Recorded data
* * *

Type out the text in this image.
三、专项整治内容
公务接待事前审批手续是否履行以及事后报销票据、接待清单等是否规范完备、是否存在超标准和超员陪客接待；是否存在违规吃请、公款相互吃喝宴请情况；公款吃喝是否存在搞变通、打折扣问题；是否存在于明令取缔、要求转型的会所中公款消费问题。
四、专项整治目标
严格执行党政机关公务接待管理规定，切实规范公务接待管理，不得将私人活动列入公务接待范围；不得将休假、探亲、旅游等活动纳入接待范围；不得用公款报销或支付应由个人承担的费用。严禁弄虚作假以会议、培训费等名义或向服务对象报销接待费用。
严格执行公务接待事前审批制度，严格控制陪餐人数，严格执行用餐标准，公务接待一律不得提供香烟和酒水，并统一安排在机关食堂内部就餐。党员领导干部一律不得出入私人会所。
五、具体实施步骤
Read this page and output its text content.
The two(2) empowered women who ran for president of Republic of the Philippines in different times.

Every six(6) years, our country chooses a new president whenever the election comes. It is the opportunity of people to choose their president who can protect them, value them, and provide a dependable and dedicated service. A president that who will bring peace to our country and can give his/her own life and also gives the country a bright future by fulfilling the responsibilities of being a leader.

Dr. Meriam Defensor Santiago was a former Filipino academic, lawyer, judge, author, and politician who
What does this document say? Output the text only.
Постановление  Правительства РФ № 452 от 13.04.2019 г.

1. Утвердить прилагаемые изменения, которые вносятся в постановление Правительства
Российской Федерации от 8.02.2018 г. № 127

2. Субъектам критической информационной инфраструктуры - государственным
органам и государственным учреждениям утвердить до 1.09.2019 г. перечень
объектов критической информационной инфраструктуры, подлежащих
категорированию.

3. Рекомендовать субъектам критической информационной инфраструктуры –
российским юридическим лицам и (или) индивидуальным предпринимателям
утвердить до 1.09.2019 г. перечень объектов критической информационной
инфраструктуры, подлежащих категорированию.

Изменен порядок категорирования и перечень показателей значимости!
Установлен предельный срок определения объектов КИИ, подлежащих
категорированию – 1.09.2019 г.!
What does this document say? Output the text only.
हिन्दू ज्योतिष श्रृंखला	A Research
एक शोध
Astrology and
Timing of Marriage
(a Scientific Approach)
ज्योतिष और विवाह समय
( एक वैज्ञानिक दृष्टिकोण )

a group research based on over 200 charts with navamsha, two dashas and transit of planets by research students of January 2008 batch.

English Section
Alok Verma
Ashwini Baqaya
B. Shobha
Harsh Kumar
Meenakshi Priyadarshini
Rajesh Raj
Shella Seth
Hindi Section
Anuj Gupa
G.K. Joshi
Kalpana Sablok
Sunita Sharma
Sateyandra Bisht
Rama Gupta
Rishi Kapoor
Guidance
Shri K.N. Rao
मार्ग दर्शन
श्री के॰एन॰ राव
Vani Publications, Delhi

* * *

#### [OBJECTIVE]
Go through the listing above and work out how many lines contain the string "подлежащих". Reply with the number alone.

#### [RESULT OF THIS EXERCISE]
3